[Box annotation data]

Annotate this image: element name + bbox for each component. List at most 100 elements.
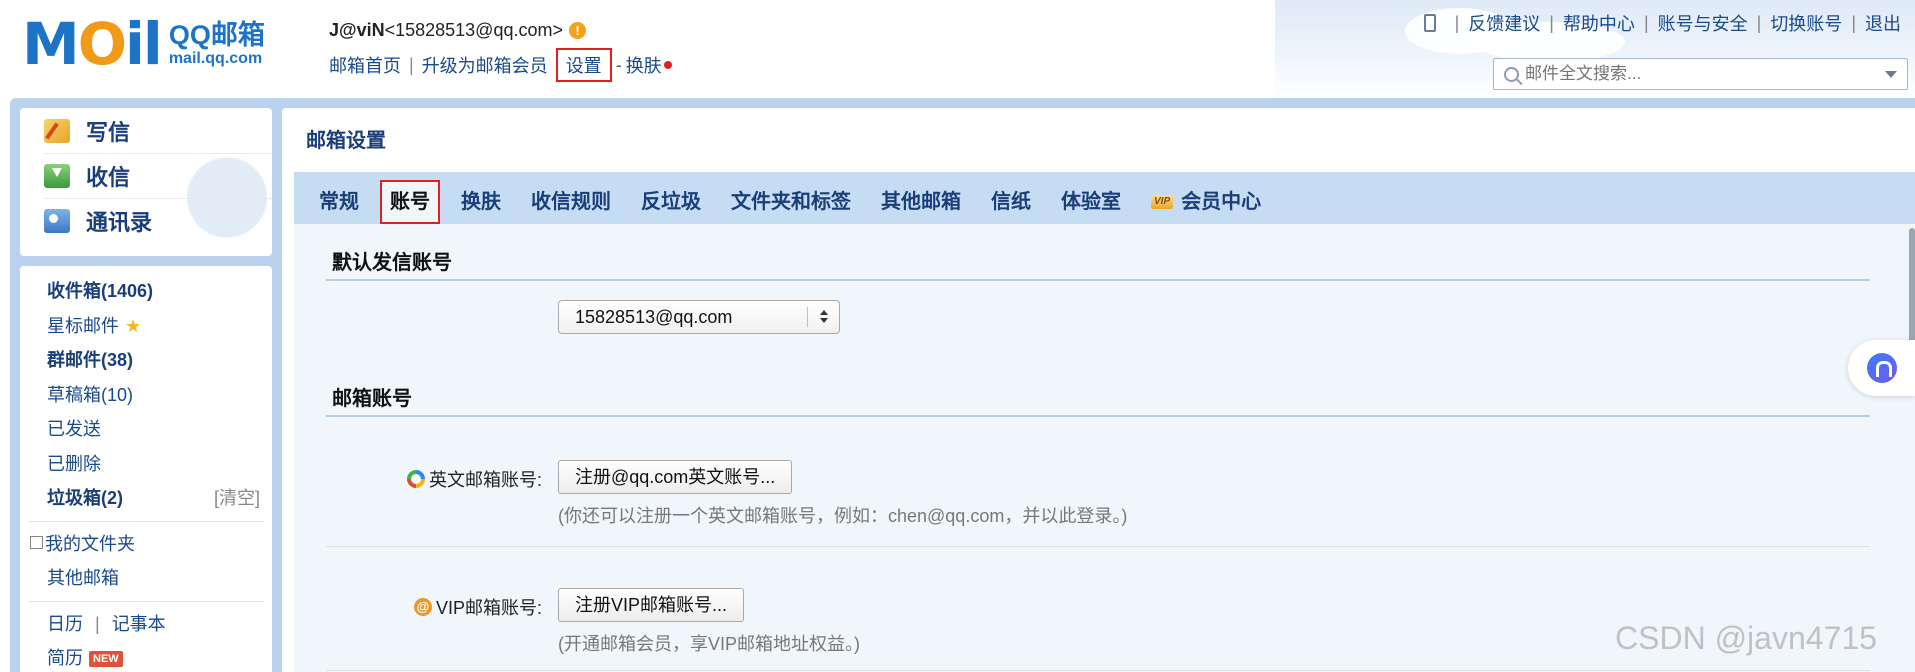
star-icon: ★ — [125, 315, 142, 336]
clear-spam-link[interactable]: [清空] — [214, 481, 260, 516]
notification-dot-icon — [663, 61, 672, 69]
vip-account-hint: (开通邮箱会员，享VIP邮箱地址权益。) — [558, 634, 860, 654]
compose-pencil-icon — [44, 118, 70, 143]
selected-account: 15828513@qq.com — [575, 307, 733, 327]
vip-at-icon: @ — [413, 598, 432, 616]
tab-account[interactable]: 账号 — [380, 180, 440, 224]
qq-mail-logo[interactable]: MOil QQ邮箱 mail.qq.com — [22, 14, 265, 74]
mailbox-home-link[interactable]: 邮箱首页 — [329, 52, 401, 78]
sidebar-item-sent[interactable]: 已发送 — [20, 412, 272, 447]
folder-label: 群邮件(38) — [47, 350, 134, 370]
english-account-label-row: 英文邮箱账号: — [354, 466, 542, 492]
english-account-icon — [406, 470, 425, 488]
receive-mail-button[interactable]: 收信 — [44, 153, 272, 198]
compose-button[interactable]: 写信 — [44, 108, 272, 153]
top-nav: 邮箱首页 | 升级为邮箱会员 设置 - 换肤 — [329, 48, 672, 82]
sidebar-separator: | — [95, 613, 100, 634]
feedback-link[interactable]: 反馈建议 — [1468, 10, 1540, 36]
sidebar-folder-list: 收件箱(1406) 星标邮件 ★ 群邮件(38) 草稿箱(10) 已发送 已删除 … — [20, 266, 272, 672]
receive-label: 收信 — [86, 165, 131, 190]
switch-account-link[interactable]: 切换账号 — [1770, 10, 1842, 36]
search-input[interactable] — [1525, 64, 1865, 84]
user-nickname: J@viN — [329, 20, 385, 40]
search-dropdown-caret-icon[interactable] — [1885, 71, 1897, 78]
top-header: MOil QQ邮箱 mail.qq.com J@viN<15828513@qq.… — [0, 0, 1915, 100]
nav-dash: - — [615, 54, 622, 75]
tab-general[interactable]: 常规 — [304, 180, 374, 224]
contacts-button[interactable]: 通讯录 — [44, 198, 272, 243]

• Task: Please quote all of the material above word for word, leaving out the pictures.

• Correct answer:
Annotate this image: element name + bbox for each component. List at most 100 elements.
star-icon: ★ — [125, 315, 142, 336]
clear-spam-link[interactable]: [清空] — [214, 481, 260, 516]
notification-dot-icon — [663, 61, 672, 69]
vip-account-hint: (开通邮箱会员，享VIP邮箱地址权益。) — [558, 634, 860, 654]
compose-pencil-icon — [44, 118, 70, 143]
selected-account: 15828513@qq.com — [575, 307, 733, 327]
vip-at-icon: @ — [413, 598, 432, 616]
tab-account[interactable]: 账号 — [380, 180, 440, 224]
qq-mail-logo[interactable]: MOil QQ邮箱 mail.qq.com — [22, 14, 265, 74]
mailbox-home-link[interactable]: 邮箱首页 — [329, 52, 401, 78]
sidebar-item-sent[interactable]: 已发送 — [20, 412, 272, 447]
folder-label: 群邮件(38) — [47, 350, 134, 370]
english-account-label-row: 英文邮箱账号: — [354, 466, 542, 492]
english-account-icon — [406, 470, 425, 488]
receive-mail-button[interactable]: 收信 — [44, 153, 272, 198]
compose-button[interactable]: 写信 — [44, 108, 272, 153]
top-nav: 邮箱首页 | 升级为邮箱会员 设置 - 换肤 — [329, 48, 672, 82]
sidebar-separator: | — [95, 613, 100, 634]
feedback-link[interactable]: 反馈建议 — [1468, 10, 1540, 36]
sidebar-folder-list: 收件箱(1406) 星标邮件 ★ 群邮件(38) 草稿箱(10) 已发送 已删除 … — [20, 266, 272, 672]
receive-label: 收信 — [86, 165, 131, 190]
switch-account-link[interactable]: 切换账号 — [1770, 10, 1842, 36]
search-input[interactable] — [1525, 64, 1865, 84]
user-nickname: J@viN — [329, 20, 385, 40]
search-dropdown-caret-icon[interactable] — [1885, 71, 1897, 78]
top-header: MOil QQ邮箱 mail.qq.com J@viN<15828513@qq.… — [0, 0, 1915, 100]
nav-dash: - — [615, 54, 622, 75]
tab-general[interactable]: 常规 — [304, 180, 374, 224]
contacts-button[interactable]: 通讯录 — [44, 198, 272, 243]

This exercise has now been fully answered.